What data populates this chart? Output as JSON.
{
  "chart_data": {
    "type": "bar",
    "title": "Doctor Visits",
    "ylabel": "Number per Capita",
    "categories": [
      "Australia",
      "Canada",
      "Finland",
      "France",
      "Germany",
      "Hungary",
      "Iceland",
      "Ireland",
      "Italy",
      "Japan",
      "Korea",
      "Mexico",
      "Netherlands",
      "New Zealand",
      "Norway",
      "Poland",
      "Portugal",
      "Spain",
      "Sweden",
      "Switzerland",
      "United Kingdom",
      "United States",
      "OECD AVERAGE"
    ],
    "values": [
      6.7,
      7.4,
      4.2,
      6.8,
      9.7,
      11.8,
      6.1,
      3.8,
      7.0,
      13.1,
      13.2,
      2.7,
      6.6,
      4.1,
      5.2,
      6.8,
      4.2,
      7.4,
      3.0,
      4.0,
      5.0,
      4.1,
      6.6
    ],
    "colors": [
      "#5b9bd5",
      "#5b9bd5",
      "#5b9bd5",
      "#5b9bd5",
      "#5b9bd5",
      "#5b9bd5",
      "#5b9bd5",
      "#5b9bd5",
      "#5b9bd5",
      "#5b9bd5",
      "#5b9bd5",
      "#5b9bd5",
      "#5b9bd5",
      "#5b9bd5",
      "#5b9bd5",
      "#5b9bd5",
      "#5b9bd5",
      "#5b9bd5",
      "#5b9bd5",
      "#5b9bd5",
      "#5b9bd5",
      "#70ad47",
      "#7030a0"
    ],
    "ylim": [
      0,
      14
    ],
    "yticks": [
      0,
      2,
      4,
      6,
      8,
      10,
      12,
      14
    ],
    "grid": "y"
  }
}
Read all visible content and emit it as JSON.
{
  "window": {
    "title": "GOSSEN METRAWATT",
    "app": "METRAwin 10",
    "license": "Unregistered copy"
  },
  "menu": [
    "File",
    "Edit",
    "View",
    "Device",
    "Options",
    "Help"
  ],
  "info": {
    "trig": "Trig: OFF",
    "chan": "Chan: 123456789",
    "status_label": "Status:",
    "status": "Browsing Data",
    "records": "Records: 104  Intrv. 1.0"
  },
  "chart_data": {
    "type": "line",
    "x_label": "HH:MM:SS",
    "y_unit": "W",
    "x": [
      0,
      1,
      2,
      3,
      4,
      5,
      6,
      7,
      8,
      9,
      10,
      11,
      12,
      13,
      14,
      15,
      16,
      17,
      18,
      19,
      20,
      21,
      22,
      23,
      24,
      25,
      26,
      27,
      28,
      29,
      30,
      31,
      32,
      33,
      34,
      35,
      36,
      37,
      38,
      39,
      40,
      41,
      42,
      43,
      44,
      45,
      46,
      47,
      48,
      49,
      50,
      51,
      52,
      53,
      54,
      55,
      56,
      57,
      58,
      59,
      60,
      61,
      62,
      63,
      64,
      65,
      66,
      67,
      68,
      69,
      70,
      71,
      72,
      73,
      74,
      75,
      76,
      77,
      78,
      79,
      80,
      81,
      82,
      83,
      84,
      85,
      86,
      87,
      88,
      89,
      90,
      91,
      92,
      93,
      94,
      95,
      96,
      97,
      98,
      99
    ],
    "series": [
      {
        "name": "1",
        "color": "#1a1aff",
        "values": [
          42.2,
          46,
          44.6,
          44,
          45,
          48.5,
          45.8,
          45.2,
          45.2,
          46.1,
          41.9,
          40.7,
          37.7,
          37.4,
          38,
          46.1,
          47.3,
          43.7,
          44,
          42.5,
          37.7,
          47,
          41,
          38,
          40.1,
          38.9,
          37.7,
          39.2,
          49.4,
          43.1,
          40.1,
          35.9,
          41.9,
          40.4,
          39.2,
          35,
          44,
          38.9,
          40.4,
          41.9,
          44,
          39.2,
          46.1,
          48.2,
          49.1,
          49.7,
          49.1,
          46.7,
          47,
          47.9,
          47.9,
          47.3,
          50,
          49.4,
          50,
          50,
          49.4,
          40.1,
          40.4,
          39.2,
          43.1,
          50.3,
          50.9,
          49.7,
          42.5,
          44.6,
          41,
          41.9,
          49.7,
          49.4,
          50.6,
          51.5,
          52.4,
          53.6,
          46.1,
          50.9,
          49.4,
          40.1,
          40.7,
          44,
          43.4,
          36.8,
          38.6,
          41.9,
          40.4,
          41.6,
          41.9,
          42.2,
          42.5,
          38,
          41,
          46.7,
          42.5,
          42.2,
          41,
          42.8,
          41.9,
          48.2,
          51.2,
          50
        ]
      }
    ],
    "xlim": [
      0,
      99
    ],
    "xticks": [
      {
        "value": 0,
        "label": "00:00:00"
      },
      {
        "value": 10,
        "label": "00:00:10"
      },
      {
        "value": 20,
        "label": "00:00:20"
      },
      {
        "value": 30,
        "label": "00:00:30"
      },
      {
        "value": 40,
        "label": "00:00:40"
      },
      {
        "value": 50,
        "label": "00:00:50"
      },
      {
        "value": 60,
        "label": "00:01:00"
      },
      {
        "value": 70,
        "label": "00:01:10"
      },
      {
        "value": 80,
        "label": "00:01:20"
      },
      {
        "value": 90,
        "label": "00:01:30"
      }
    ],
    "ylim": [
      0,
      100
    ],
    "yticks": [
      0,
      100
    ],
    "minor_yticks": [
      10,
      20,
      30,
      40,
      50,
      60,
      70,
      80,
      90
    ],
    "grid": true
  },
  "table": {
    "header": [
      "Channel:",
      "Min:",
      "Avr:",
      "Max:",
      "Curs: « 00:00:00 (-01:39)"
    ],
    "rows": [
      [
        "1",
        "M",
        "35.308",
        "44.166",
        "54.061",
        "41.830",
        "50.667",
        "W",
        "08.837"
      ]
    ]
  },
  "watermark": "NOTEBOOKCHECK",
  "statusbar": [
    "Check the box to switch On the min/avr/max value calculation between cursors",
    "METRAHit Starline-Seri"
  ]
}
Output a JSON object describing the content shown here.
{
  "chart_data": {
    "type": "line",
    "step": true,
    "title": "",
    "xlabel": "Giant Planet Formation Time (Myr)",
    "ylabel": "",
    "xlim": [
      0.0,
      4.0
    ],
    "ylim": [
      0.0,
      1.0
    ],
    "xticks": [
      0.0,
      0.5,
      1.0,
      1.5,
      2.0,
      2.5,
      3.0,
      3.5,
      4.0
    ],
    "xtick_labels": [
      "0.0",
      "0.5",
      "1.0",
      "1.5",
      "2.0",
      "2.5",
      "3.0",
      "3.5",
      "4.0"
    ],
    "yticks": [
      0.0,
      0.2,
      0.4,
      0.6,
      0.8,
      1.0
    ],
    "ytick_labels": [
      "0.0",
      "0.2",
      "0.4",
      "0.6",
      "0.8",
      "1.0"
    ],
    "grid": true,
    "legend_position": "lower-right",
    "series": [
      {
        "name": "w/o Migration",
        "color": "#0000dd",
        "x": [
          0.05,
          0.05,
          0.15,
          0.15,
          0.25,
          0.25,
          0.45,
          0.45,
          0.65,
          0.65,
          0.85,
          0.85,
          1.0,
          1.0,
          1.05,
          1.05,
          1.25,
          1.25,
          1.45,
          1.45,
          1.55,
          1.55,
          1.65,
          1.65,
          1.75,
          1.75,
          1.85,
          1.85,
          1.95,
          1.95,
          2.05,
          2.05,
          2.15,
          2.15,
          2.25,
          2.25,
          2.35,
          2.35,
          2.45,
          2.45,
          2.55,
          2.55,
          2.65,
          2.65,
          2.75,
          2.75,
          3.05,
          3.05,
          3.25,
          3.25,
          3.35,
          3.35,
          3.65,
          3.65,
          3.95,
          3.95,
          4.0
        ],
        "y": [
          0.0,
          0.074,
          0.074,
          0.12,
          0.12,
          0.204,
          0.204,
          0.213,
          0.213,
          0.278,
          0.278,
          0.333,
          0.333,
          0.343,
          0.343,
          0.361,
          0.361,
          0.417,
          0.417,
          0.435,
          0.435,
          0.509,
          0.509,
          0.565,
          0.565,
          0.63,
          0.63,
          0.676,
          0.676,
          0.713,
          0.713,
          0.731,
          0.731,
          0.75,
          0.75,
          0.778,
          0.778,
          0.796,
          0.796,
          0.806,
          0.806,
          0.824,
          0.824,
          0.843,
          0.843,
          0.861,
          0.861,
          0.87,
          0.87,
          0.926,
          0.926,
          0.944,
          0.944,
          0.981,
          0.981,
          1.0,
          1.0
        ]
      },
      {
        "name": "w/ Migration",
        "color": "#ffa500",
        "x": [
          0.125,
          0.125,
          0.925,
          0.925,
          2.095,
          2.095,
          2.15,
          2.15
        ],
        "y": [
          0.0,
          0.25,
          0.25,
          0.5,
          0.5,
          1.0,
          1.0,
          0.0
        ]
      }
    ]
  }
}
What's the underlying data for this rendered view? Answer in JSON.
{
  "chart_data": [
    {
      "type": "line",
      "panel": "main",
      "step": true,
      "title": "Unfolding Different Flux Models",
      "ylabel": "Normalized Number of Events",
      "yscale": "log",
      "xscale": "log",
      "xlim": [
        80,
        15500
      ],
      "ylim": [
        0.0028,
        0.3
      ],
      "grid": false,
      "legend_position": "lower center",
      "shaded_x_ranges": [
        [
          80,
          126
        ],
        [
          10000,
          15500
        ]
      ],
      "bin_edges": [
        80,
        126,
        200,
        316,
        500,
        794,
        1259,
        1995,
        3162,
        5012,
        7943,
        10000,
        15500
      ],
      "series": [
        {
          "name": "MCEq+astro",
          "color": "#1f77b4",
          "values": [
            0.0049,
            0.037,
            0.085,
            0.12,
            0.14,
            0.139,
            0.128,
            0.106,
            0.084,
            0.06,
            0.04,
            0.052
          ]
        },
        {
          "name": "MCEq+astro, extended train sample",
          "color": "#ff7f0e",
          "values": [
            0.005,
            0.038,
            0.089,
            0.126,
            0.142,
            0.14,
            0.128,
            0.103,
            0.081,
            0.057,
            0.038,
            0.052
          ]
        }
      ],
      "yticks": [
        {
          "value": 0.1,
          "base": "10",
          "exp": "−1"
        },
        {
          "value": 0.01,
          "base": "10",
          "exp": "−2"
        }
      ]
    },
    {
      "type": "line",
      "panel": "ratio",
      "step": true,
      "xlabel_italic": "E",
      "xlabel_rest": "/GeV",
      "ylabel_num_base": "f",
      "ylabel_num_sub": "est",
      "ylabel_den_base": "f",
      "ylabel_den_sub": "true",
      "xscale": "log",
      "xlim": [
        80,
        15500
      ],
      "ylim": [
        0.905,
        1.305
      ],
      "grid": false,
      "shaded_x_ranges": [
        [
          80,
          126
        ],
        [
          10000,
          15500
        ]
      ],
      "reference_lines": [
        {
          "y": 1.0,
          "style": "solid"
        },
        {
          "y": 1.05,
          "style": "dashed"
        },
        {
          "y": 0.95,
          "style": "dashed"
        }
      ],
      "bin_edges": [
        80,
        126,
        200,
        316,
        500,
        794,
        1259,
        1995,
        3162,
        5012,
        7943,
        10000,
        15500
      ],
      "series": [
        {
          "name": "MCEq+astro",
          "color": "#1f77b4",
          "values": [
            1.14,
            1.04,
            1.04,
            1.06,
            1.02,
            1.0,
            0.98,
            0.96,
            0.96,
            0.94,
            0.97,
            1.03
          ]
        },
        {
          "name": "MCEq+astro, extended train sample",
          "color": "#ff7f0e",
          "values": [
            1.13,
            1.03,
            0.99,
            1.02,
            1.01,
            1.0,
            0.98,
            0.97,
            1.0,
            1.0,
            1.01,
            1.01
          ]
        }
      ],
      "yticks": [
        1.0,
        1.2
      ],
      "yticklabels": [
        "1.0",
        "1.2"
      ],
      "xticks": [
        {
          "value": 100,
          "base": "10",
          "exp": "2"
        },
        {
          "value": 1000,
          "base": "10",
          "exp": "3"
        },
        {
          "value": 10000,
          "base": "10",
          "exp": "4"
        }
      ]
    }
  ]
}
-=-=-
- [Your objective]
Scan the listing above and copy all lines containing the word "title".

- [Reply]
    "title": "Doctor Visits",
    "title": "GOSSEN METRAWATT",
    "title": "",
      "title": "Unfolding Different Flux Models",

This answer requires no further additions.